THE PROBLEM: Transcribe everything in the data word for word. Pictures are left out.

[Dataset records on visual material]
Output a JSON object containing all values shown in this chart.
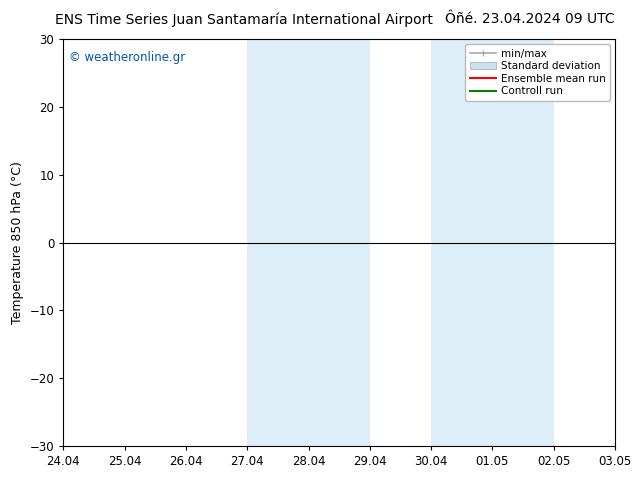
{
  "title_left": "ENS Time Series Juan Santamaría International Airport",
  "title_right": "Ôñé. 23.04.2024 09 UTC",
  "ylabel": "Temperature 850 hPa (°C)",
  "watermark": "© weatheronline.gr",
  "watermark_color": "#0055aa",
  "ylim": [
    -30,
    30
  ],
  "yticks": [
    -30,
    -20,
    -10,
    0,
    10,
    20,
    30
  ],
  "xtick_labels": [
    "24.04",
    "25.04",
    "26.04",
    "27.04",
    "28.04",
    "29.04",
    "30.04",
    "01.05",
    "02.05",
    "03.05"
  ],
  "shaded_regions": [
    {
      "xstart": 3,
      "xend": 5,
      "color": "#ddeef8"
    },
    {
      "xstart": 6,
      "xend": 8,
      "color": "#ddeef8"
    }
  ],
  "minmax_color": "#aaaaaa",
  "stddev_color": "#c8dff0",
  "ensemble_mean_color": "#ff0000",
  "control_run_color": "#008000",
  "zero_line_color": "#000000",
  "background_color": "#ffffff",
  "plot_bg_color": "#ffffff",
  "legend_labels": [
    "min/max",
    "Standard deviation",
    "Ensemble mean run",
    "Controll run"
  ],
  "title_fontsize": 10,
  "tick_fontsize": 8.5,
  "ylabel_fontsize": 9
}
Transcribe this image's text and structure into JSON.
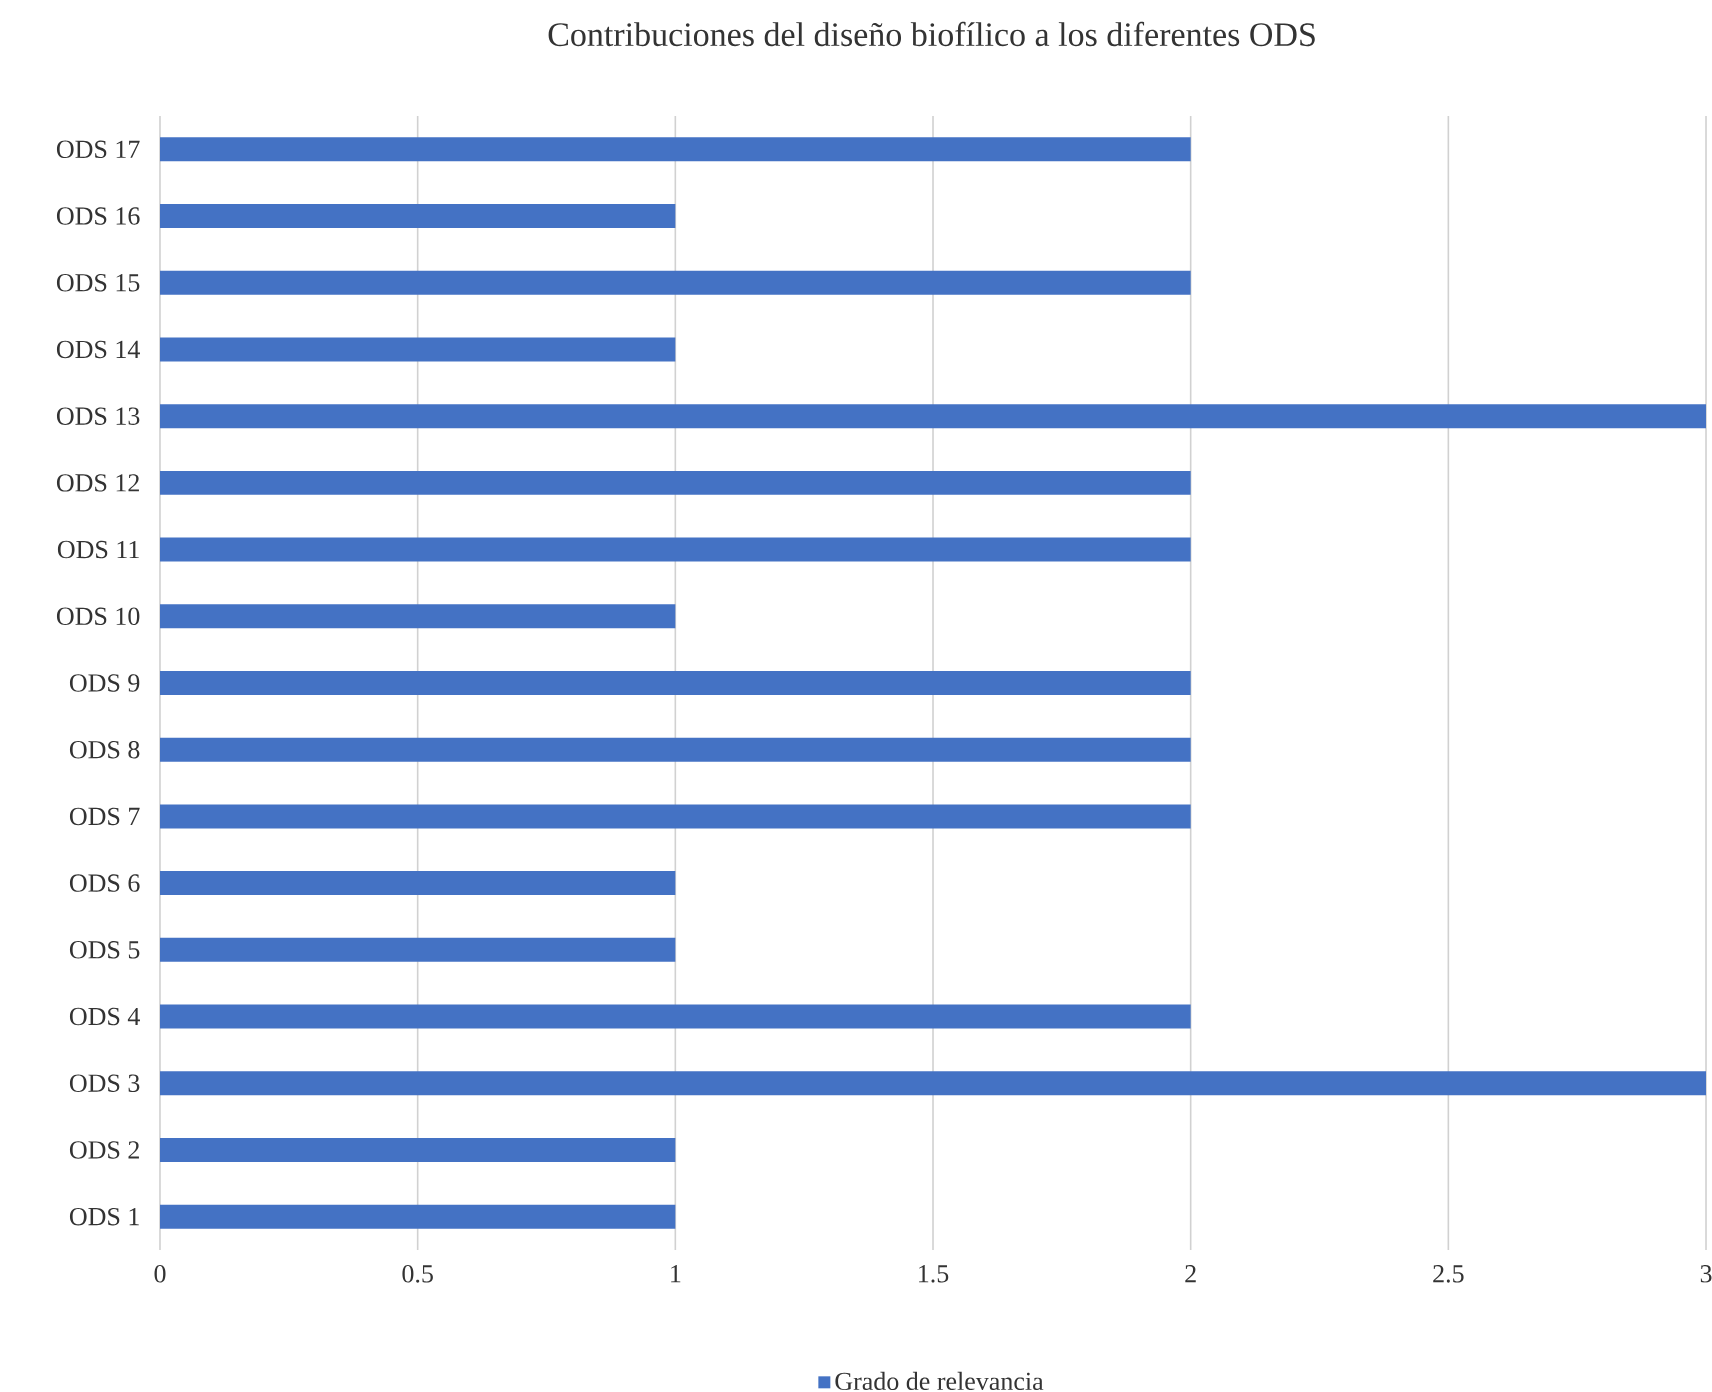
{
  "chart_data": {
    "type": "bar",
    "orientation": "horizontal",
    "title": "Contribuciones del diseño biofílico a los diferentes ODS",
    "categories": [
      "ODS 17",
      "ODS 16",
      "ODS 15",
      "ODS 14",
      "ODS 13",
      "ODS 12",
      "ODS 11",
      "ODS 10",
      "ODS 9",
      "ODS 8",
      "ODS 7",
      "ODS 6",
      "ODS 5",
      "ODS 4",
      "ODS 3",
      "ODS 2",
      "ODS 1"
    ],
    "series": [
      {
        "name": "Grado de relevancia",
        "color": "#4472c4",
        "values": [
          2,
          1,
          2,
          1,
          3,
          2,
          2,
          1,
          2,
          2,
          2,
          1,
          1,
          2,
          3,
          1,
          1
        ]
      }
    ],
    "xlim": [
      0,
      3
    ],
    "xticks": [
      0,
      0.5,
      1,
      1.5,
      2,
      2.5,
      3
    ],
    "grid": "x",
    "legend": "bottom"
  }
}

PROBLEM SOLUTION:
Output a JSON object containing all values shown in this chart.
{
  "title_left": "ENS Time Series Juan Santamaría International Airport",
  "title_right": "Ôñé. 23.04.2024 09 UTC",
  "ylabel": "Temperature 850 hPa (°C)",
  "watermark": "© weatheronline.gr",
  "watermark_color": "#0055aa",
  "ylim": [
    -30,
    30
  ],
  "yticks": [
    -30,
    -20,
    -10,
    0,
    10,
    20,
    30
  ],
  "xtick_labels": [
    "24.04",
    "25.04",
    "26.04",
    "27.04",
    "28.04",
    "29.04",
    "30.04",
    "01.05",
    "02.05",
    "03.05"
  ],
  "shaded_regions": [
    {
      "xstart": 3,
      "xend": 5,
      "color": "#ddeef8"
    },
    {
      "xstart": 6,
      "xend": 8,
      "color": "#ddeef8"
    }
  ],
  "minmax_color": "#aaaaaa",
  "stddev_color": "#c8dff0",
  "ensemble_mean_color": "#ff0000",
  "control_run_color": "#008000",
  "zero_line_color": "#000000",
  "background_color": "#ffffff",
  "plot_bg_color": "#ffffff",
  "legend_labels": [
    "min/max",
    "Standard deviation",
    "Ensemble mean run",
    "Controll run"
  ],
  "title_fontsize": 10,
  "tick_fontsize": 8.5,
  "ylabel_fontsize": 9
}
Transcribe this image's text and structure into JSON.
{
  "chart_data": {
    "type": "bar",
    "orientation": "horizontal",
    "title": "Contribuciones del diseño biofílico a los diferentes ODS",
    "categories": [
      "ODS 17",
      "ODS 16",
      "ODS 15",
      "ODS 14",
      "ODS 13",
      "ODS 12",
      "ODS 11",
      "ODS 10",
      "ODS 9",
      "ODS 8",
      "ODS 7",
      "ODS 6",
      "ODS 5",
      "ODS 4",
      "ODS 3",
      "ODS 2",
      "ODS 1"
    ],
    "series": [
      {
        "name": "Grado de relevancia",
        "color": "#4472c4",
        "values": [
          2,
          1,
          2,
          1,
          3,
          2,
          2,
          1,
          2,
          2,
          2,
          1,
          1,
          2,
          3,
          1,
          1
        ]
      }
    ],
    "xlim": [
      0,
      3
    ],
    "xticks": [
      0,
      0.5,
      1,
      1.5,
      2,
      2.5,
      3
    ],
    "grid": "x",
    "legend": "bottom"
  }
}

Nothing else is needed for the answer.